● **DIRECTION**
From the entries provided below, copy each line that contains the word "Finansowych".

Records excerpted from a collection
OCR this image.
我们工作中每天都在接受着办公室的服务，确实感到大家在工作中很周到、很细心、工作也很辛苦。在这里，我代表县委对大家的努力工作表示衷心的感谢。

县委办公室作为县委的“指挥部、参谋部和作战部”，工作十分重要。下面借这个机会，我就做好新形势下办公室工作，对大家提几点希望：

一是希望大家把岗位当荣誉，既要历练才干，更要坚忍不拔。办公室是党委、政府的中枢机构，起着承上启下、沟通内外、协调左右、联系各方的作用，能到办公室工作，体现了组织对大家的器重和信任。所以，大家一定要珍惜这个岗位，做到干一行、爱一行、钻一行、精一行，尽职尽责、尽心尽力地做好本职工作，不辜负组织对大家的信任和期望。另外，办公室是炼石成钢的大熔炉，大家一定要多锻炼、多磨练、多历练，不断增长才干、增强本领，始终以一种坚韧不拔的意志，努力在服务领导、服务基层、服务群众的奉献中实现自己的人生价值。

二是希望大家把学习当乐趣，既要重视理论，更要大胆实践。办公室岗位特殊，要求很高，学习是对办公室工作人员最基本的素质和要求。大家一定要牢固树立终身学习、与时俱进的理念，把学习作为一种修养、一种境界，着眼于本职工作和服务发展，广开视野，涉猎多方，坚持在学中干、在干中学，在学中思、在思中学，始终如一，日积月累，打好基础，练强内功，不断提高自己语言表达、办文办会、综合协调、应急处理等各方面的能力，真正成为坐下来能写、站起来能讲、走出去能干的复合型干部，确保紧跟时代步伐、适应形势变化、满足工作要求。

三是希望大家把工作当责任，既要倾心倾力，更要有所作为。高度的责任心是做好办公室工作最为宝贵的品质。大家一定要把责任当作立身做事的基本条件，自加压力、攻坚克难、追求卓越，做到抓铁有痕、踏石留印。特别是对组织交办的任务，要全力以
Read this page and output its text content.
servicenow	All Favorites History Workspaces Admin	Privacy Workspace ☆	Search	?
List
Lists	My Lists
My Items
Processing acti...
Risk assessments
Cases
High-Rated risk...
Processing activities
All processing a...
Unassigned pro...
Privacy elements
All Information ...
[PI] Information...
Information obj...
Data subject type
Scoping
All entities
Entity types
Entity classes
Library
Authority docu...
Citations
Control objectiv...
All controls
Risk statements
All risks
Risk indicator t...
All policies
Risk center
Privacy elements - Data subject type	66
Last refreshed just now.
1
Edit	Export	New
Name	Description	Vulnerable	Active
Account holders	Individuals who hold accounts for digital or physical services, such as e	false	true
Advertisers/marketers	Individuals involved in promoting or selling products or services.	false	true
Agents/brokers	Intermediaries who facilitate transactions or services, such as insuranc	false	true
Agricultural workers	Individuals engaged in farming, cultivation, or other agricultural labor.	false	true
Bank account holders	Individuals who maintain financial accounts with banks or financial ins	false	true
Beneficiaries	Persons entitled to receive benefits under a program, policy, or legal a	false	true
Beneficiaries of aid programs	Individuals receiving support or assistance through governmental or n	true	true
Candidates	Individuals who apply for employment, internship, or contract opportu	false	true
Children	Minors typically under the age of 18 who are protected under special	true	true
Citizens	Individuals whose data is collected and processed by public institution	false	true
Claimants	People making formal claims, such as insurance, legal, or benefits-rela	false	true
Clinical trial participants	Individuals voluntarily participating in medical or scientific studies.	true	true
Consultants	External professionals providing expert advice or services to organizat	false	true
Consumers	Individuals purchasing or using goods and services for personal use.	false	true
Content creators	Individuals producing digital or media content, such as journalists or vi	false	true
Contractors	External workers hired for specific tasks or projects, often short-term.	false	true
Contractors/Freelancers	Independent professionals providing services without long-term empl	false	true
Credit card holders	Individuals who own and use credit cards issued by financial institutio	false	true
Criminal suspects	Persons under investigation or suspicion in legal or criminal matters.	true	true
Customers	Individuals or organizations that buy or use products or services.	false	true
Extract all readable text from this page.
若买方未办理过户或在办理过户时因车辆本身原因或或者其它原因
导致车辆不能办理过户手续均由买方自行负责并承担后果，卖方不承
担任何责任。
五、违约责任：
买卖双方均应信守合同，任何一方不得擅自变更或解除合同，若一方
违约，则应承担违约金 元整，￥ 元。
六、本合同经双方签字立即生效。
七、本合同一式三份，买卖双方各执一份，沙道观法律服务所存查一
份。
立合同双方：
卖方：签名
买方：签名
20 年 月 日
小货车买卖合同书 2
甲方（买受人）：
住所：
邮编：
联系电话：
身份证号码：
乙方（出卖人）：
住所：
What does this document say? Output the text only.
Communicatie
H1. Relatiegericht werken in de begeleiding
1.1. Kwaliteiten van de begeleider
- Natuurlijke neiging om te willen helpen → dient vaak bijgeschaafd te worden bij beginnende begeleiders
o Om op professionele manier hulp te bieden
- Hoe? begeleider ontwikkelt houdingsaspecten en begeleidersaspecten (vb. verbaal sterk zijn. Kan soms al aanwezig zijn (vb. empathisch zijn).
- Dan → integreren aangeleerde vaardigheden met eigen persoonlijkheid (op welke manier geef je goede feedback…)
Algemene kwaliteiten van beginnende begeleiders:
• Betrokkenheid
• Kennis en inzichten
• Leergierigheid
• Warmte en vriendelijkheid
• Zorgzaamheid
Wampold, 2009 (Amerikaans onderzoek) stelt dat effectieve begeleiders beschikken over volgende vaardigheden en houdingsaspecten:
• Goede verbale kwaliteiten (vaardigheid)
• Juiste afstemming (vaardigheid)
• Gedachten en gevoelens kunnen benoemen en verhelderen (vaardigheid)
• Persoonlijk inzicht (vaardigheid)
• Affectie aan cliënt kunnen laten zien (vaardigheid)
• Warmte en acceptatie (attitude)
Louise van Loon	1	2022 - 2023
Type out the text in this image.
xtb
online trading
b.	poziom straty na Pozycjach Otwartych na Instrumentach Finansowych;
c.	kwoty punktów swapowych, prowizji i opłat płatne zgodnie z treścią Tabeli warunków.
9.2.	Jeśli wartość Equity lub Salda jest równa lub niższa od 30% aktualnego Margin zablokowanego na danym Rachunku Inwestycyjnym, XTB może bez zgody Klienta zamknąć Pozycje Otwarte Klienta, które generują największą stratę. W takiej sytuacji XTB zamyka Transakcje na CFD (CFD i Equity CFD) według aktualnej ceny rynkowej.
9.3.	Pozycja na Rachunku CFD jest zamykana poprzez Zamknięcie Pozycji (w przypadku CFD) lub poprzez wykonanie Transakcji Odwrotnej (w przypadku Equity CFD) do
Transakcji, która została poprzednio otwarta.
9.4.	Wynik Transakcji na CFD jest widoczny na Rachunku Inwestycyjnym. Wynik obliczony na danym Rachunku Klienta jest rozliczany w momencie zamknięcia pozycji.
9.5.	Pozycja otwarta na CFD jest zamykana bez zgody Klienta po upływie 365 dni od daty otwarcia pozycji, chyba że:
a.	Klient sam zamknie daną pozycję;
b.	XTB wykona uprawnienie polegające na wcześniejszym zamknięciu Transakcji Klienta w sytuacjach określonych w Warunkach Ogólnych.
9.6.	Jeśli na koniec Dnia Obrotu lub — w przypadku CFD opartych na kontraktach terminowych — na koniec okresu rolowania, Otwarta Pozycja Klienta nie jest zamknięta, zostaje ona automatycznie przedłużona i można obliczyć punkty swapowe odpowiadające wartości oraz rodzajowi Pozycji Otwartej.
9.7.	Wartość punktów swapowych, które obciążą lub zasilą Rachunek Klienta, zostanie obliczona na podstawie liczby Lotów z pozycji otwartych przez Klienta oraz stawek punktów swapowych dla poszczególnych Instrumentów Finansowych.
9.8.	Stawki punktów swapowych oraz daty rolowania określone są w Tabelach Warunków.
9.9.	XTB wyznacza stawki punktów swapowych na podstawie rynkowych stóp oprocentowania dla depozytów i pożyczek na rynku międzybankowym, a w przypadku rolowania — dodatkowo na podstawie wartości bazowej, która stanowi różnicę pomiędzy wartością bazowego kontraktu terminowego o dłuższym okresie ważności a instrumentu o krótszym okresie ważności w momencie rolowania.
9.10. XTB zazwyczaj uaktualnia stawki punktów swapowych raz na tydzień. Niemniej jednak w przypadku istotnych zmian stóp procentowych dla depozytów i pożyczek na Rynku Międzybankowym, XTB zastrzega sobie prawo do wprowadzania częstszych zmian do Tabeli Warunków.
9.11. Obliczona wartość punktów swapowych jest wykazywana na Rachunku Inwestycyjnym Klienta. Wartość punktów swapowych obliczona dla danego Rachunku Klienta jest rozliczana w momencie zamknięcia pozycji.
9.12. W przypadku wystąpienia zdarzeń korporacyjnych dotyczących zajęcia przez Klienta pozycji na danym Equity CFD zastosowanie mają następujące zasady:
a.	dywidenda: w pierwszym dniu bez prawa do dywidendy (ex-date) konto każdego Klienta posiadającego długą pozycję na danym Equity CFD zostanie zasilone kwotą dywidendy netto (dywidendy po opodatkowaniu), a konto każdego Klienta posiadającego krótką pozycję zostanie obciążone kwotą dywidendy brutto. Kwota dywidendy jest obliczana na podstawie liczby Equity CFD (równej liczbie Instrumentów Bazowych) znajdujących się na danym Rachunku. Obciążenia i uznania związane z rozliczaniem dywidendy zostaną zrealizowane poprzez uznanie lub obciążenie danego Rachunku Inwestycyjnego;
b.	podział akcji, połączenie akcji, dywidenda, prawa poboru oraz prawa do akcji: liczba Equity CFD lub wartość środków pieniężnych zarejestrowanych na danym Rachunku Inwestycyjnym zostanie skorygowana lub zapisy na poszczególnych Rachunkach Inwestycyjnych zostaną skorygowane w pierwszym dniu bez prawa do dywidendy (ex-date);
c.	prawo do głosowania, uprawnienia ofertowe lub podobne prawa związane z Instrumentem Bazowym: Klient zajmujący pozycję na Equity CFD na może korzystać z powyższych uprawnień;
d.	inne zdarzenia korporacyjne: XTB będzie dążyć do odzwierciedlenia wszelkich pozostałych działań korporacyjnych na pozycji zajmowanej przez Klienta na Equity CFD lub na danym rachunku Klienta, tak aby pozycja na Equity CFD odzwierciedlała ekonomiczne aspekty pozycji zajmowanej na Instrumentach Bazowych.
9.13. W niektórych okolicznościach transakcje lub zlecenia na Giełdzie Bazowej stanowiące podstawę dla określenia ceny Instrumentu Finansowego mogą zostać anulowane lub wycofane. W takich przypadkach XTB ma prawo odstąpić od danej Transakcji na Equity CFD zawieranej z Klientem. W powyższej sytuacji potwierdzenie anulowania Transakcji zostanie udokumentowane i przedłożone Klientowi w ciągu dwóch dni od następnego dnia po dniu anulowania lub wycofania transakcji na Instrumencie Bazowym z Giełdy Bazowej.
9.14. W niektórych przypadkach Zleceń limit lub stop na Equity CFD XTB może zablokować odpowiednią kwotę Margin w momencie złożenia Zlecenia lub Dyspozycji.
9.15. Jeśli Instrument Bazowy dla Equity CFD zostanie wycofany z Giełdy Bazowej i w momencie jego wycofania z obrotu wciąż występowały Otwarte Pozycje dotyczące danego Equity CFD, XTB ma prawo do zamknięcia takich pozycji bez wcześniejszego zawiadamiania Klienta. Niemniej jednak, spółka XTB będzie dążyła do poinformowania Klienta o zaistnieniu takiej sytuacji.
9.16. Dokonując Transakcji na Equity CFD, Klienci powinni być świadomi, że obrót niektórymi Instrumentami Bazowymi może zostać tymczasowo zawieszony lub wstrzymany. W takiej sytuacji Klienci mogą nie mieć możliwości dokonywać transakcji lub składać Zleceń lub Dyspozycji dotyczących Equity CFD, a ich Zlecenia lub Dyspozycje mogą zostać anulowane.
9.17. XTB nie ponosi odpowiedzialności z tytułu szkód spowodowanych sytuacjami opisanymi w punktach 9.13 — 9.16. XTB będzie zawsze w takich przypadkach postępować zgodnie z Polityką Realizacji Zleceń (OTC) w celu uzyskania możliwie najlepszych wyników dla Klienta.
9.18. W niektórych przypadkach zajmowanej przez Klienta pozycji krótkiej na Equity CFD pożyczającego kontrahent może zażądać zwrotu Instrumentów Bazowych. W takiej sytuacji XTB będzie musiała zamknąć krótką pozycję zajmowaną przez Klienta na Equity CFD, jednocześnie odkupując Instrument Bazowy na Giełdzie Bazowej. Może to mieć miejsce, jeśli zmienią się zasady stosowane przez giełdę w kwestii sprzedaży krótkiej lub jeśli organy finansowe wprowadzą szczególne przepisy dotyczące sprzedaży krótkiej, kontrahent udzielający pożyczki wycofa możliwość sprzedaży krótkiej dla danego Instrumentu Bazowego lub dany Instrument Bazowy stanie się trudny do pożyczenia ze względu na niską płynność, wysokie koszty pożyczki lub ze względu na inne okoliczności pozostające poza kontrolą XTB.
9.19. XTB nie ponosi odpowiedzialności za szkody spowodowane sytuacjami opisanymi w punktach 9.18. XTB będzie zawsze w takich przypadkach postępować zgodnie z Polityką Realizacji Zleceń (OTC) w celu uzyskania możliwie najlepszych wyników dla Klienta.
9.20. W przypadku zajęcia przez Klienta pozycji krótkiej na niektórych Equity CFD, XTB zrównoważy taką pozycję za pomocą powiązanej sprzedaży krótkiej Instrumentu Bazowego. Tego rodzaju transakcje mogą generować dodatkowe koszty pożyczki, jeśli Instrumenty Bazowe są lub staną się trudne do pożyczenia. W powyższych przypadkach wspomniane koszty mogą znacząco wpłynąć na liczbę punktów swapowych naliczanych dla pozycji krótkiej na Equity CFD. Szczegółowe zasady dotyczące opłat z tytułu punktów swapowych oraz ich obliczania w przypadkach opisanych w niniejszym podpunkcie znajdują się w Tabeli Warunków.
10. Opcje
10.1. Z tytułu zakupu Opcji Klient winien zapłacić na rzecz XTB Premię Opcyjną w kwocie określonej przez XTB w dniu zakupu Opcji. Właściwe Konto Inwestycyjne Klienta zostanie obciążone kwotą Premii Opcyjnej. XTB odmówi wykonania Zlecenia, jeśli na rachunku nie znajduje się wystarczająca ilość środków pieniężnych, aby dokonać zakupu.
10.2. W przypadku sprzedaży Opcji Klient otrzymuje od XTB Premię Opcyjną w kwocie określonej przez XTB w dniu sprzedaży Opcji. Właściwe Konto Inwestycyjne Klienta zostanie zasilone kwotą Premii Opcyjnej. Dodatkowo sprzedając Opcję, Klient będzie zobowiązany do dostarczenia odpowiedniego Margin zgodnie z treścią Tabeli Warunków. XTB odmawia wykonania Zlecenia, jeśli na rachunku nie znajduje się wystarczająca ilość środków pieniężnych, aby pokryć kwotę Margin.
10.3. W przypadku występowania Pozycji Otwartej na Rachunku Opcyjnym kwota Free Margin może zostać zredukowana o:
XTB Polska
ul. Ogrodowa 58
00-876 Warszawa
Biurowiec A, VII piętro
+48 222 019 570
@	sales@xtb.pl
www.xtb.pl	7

● **WORKED ANSWER**
b.	poziom straty na Pozycjach Otwartych na Instrumentach Finansowych;
9.7.	Wartość punktów swapowych, które obciążą lub zasilą Rachunek Klienta, zostanie obliczona na podstawie liczby Lotów z pozycji otwartych przez Klienta oraz stawek punktów swapowych dla poszczególnych Instrumentów Finansowych.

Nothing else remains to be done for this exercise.